[Records from a dataset]
====
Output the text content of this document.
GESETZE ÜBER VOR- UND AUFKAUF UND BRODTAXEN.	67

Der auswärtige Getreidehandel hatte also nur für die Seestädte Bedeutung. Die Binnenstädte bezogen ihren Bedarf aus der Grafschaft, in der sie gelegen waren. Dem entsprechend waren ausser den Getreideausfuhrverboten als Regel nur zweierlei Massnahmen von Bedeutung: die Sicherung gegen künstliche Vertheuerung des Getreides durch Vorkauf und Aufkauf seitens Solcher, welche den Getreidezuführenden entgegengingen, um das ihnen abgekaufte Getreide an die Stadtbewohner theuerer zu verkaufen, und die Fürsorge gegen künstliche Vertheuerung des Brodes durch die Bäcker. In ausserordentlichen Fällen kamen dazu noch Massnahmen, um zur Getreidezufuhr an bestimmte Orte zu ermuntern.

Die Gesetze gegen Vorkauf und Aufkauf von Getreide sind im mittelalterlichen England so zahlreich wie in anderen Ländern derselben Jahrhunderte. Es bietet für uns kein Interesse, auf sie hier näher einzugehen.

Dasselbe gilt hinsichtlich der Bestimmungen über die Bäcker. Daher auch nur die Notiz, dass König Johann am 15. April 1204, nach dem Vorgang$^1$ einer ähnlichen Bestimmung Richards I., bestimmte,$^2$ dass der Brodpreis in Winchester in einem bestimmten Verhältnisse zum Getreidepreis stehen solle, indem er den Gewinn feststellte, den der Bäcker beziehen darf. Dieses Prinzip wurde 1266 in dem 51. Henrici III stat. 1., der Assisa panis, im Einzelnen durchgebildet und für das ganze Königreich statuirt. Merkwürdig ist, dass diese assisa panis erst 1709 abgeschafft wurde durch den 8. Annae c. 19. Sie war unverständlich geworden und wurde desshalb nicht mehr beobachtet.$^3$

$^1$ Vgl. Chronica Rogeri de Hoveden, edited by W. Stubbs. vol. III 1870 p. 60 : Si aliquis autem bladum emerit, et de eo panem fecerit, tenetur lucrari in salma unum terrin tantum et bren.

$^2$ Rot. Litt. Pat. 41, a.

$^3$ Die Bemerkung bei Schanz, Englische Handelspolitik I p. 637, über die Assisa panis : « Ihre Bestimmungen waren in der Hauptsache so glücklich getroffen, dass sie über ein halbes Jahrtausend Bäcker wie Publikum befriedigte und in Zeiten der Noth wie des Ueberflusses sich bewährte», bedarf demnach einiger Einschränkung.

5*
====
> Exercise details
Copy each record from above exactly, and include every line.

> Solution
Output the text content of this document.
GESETZE ÜBER VOR- UND AUFKAUF UND BRODTAXEN.	67

Der auswärtige Getreidehandel hatte also nur für die Seestädte Bedeutung. Die Binnenstädte bezogen ihren Bedarf aus der Grafschaft, in der sie gelegen waren. Dem entsprechend waren ausser den Getreideausfuhrverboten als Regel nur zweierlei Massnahmen von Bedeutung: die Sicherung gegen künstliche Vertheuerung des Getreides durch Vorkauf und Aufkauf seitens Solcher, welche den Getreidezuführenden entgegengingen, um das ihnen abgekaufte Getreide an die Stadtbewohner theuerer zu verkaufen, und die Fürsorge gegen künstliche Vertheuerung des Brodes durch die Bäcker. In ausserordentlichen Fällen kamen dazu noch Massnahmen, um zur Getreidezufuhr an bestimmte Orte zu ermuntern.

Die Gesetze gegen Vorkauf und Aufkauf von Getreide sind im mittelalterlichen England so zahlreich wie in anderen Ländern derselben Jahrhunderte. Es bietet für uns kein Interesse, auf sie hier näher einzugehen.

Dasselbe gilt hinsichtlich der Bestimmungen über die Bäcker. Daher auch nur die Notiz, dass König Johann am 15. April 1204, nach dem Vorgang$^1$ einer ähnlichen Bestimmung Richards I., bestimmte,$^2$ dass der Brodpreis in Winchester in einem bestimmten Verhältnisse zum Getreidepreis stehen solle, indem er den Gewinn feststellte, den der Bäcker beziehen darf. Dieses Prinzip wurde 1266 in dem 51. Henrici III stat. 1., der Assisa panis, im Einzelnen durchgebildet und für das ganze Königreich statuirt. Merkwürdig ist, dass diese assisa panis erst 1709 abgeschafft wurde durch den 8. Annae c. 19. Sie war unverständlich geworden und wurde desshalb nicht mehr beobachtet.$^3$

$^1$ Vgl. Chronica Rogeri de Hoveden, edited by W. Stubbs. vol. III 1870 p. 60 : Si aliquis autem bladum emerit, et de eo panem fecerit, tenetur lucrari in salma unum terrin tantum et bren.

$^2$ Rot. Litt. Pat. 41, a.

$^3$ Die Bemerkung bei Schanz, Englische Handelspolitik I p. 637, über die Assisa panis : « Ihre Bestimmungen waren in der Hauptsache so glücklich getroffen, dass sie über ein halbes Jahrtausend Bäcker wie Publikum befriedigte und in Zeiten der Noth wie des Ueberflusses sich bewährte», bedarf demnach einiger Einschränkung.

5*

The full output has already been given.